Copy every line, leaving nothing out and adding nothing.

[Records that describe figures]
%%

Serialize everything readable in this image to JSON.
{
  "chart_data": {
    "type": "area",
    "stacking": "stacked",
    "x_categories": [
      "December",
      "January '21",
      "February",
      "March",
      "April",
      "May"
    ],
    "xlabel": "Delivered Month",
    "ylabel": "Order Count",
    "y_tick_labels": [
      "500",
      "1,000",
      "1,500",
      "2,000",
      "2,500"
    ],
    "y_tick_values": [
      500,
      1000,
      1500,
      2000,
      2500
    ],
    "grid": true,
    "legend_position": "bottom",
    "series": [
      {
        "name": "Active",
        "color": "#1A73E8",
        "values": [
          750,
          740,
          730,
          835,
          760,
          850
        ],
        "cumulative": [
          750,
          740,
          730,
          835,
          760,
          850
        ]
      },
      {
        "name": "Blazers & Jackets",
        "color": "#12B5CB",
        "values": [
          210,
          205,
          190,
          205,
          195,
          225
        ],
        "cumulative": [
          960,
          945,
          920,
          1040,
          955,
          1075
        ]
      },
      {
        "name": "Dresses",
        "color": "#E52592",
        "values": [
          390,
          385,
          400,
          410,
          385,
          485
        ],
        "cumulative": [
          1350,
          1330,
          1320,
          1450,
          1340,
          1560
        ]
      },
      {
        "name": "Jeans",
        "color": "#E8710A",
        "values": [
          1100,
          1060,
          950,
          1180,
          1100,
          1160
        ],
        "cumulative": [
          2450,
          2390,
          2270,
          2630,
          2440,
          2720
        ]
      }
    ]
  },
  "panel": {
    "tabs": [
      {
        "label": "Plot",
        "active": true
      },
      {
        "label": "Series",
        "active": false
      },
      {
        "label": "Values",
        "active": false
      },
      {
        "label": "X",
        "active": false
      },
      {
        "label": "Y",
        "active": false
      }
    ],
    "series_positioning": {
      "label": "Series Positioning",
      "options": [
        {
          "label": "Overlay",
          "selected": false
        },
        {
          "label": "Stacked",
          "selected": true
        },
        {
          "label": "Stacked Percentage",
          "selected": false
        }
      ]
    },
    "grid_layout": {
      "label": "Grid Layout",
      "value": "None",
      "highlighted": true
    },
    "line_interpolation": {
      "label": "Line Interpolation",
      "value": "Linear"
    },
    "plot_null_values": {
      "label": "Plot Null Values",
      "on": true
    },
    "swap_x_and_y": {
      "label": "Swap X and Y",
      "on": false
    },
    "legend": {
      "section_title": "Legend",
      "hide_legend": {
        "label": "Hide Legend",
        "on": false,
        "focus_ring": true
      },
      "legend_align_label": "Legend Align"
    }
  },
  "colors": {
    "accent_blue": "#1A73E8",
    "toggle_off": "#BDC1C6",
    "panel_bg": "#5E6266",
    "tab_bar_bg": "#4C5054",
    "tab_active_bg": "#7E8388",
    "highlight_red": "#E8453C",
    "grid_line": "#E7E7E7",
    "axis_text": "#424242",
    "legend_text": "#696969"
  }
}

%%

**Exercise output:**
Serialize everything readable in this image to JSON.
{
  "chart_data": {
    "type": "area",
    "stacking": "stacked",
    "x_categories": [
      "December",
      "January '21",
      "February",
      "March",
      "April",
      "May"
    ],
    "xlabel": "Delivered Month",
    "ylabel": "Order Count",
    "y_tick_labels": [
      "500",
      "1,000",
      "1,500",
      "2,000",
      "2,500"
    ],
    "y_tick_values": [
      500,
      1000,
      1500,
      2000,
      2500
    ],
    "grid": true,
    "legend_position": "bottom",
    "series": [
      {
        "name": "Active",
        "color": "#1A73E8",
        "values": [
          750,
          740,
          730,
          835,
          760,
          850
        ],
        "cumulative": [
          750,
          740,
          730,
          835,
          760,
          850
        ]
      },
      {
        "name": "Blazers & Jackets",
        "color": "#12B5CB",
        "values": [
          210,
          205,
          190,
          205,
          195,
          225
        ],
        "cumulative": [
          960,
          945,
          920,
          1040,
          955,
          1075
        ]
      },
      {
        "name": "Dresses",
        "color": "#E52592",
        "values": [
          390,
          385,
          400,
          410,
          385,
          485
        ],
        "cumulative": [
          1350,
          1330,
          1320,
          1450,
          1340,
          1560
        ]
      },
      {
        "name": "Jeans",
        "color": "#E8710A",
        "values": [
          1100,
          1060,
          950,
          1180,
          1100,
          1160
        ],
        "cumulative": [
          2450,
          2390,
          2270,
          2630,
          2440,
          2720
        ]
      }
    ]
  },
  "panel": {
    "tabs": [
      {
        "label": "Plot",
        "active": true
      },
      {
        "label": "Series",
        "active": false
      },
      {
        "label": "Values",
        "active": false
      },
      {
        "label": "X",
        "active": false
      },
      {
        "label": "Y",
        "active": false
      }
    ],
    "series_positioning": {
      "label": "Series Positioning",
      "options": [
        {
          "label": "Overlay",
          "selected": false
        },
        {
          "label": "Stacked",
          "selected": true
        },
        {
          "label": "Stacked Percentage",
          "selected": false
        }
      ]
    },
    "grid_layout": {
      "label": "Grid Layout",
      "value": "None",
      "highlighted": true
    },
    "line_interpolation": {
      "label": "Line Interpolation",
      "value": "Linear"
    },
    "plot_null_values": {
      "label": "Plot Null Values",
      "on": true
    },
    "swap_x_and_y": {
      "label": "Swap X and Y",
      "on": false
    },
    "legend": {
      "section_title": "Legend",
      "hide_legend": {
        "label": "Hide Legend",
        "on": false,
        "focus_ring": true
      },
      "legend_align_label": "Legend Align"
    }
  },
  "colors": {
    "accent_blue": "#1A73E8",
    "toggle_off": "#BDC1C6",
    "panel_bg": "#5E6266",
    "tab_bar_bg": "#4C5054",
    "tab_active_bg": "#7E8388",
    "highlight_red": "#E8453C",
    "grid_line": "#E7E7E7",
    "axis_text": "#424242",
    "legend_text": "#696969"
  }
}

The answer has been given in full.